(Stored records)
━━━━━━

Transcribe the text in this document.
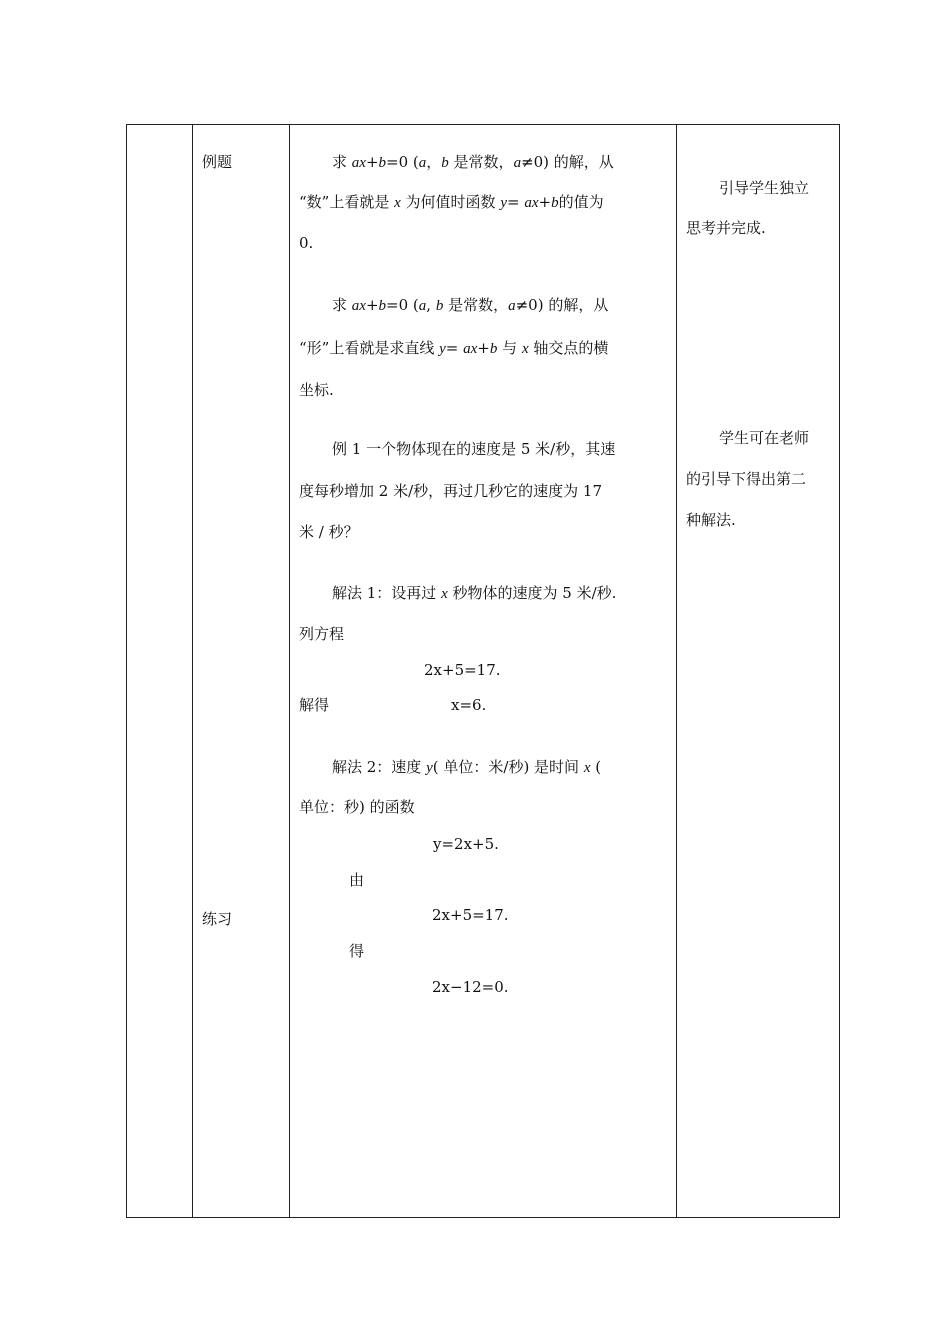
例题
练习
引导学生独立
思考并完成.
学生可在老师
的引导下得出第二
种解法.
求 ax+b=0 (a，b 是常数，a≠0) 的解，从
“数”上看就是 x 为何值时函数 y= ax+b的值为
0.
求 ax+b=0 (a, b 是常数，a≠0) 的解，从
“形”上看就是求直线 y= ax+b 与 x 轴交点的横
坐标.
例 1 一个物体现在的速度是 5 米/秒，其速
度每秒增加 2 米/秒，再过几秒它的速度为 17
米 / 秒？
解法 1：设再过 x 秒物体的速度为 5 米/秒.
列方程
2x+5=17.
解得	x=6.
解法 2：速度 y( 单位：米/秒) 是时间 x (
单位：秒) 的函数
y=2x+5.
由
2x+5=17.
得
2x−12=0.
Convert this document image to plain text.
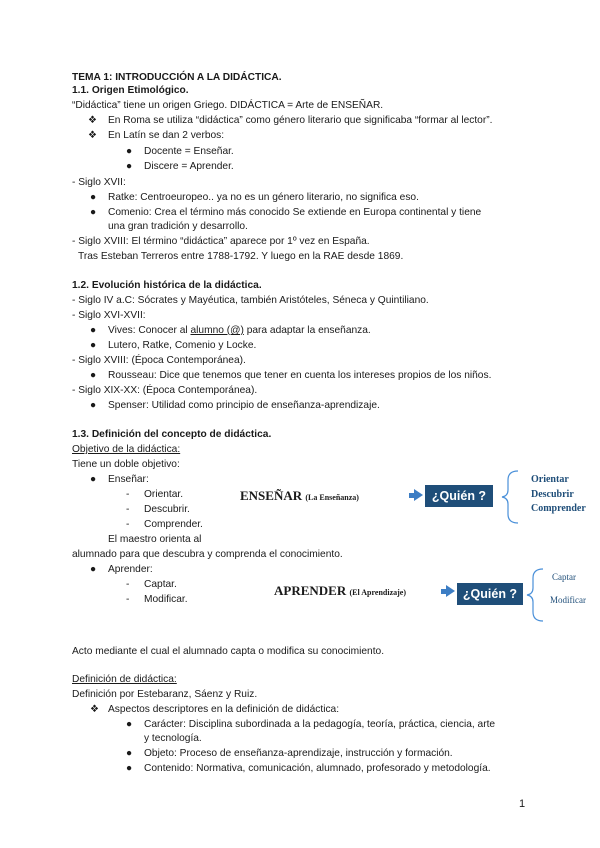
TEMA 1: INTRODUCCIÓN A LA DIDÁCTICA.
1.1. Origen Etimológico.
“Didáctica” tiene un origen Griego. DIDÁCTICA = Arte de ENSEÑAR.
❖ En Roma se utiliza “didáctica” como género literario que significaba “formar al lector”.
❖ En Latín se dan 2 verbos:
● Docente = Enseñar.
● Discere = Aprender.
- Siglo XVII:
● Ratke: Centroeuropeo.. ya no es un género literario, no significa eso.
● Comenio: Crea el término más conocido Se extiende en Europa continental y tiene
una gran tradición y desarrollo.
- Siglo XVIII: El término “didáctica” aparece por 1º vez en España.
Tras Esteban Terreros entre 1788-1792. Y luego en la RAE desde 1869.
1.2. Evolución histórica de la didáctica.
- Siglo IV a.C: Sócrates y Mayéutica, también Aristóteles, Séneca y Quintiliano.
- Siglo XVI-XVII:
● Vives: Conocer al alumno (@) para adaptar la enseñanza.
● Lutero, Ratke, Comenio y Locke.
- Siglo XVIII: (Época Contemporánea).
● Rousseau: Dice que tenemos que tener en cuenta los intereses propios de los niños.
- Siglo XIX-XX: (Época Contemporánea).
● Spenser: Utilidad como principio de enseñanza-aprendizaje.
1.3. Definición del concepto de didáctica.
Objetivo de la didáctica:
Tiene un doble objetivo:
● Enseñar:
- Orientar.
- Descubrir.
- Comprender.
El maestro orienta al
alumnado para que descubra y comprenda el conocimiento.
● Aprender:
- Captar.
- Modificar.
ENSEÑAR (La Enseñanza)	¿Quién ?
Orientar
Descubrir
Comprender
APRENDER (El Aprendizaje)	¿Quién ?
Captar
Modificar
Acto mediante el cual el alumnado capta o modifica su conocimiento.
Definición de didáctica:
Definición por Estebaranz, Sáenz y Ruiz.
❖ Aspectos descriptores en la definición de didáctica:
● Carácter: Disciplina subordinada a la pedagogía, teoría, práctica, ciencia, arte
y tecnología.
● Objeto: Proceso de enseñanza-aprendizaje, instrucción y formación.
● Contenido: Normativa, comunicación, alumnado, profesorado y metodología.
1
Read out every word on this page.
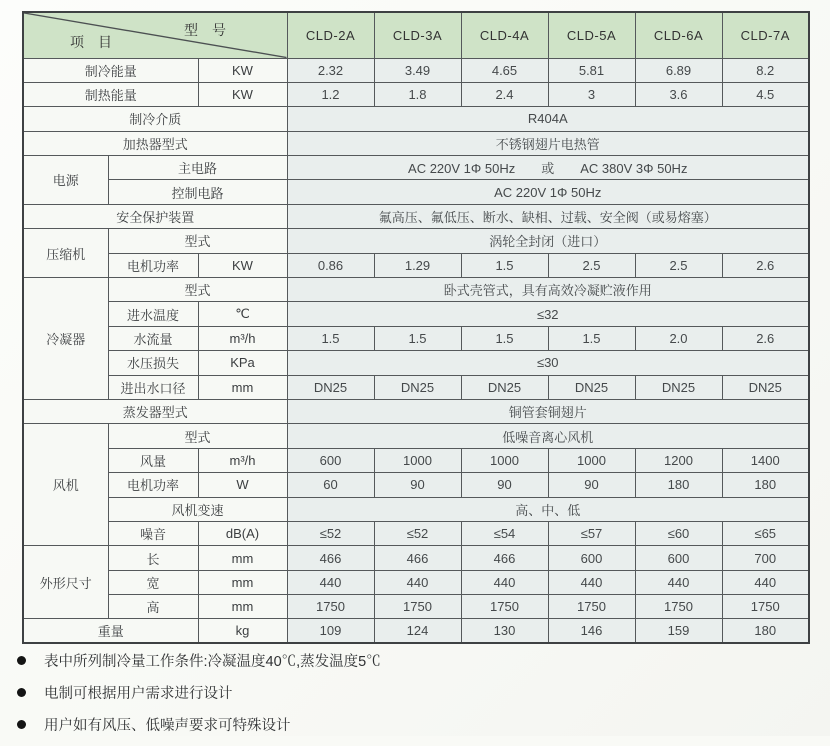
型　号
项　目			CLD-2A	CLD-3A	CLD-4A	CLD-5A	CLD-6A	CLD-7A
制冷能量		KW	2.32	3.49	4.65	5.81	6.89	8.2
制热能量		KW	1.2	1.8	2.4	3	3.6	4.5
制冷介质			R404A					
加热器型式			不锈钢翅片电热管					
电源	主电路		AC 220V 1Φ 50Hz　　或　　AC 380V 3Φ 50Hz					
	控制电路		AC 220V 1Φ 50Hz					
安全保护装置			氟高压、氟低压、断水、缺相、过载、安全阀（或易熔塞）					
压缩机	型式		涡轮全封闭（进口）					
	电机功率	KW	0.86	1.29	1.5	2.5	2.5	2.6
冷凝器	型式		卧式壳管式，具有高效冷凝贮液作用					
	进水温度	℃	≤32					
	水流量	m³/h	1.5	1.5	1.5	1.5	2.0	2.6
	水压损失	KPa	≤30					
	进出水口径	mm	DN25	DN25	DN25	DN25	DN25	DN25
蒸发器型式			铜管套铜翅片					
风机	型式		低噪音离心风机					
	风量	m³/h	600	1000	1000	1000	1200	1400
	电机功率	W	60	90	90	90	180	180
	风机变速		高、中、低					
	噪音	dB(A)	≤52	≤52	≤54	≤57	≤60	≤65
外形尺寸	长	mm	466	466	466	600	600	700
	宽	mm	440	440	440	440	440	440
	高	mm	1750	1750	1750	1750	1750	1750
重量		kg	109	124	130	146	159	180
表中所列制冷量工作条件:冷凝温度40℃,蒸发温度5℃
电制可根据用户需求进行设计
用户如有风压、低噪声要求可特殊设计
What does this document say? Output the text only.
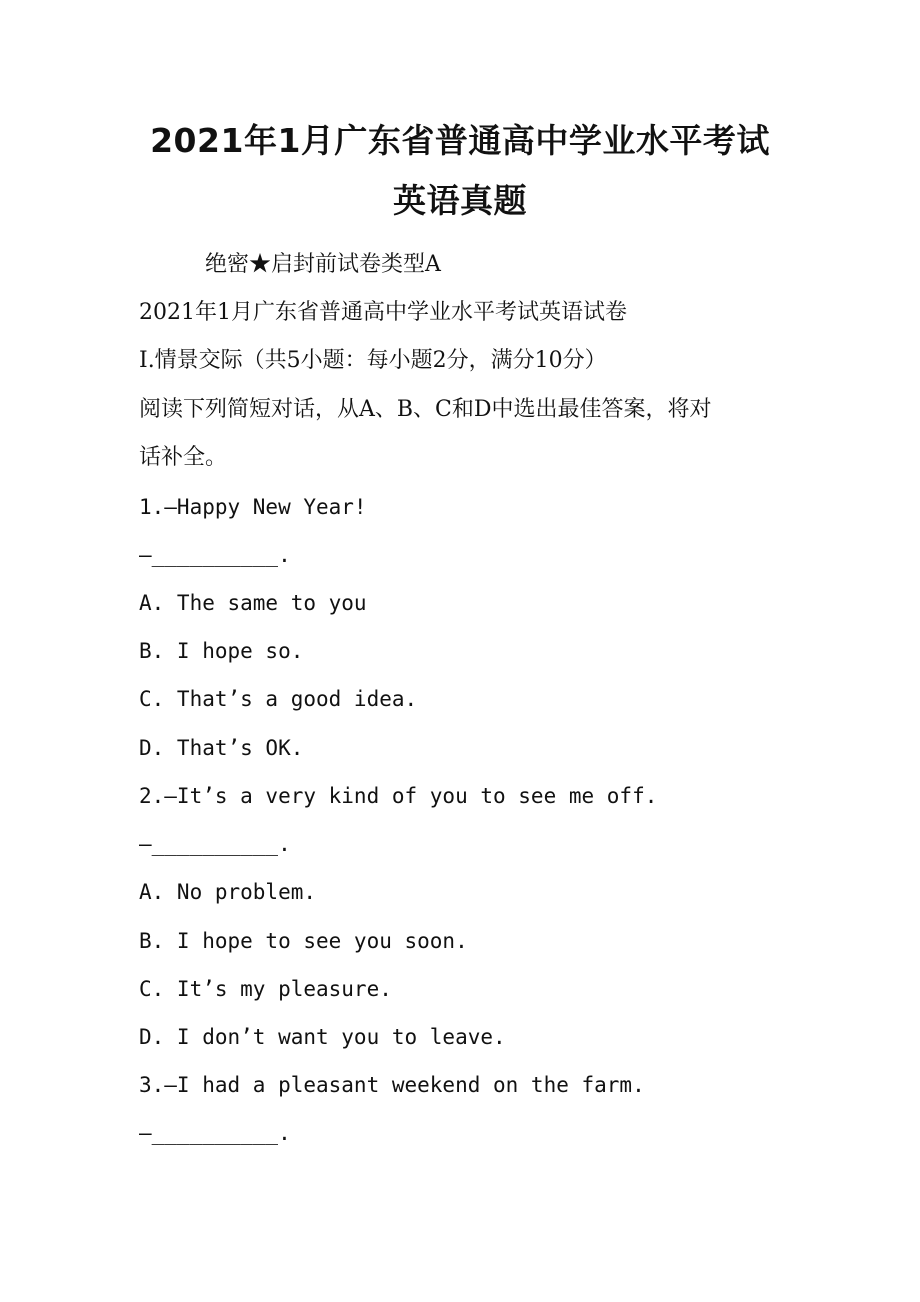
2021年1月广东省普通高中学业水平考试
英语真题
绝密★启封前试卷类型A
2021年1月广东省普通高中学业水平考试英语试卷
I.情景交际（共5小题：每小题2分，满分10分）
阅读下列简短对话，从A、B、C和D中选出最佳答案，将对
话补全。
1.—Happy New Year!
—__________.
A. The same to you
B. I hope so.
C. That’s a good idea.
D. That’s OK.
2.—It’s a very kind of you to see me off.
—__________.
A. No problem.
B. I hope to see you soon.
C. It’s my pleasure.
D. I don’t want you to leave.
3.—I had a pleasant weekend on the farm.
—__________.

━━━━━━

#### AIM
Provide the number of lines containing the string "alumnado", with no other output.

#### EXPECTED ANSWER
3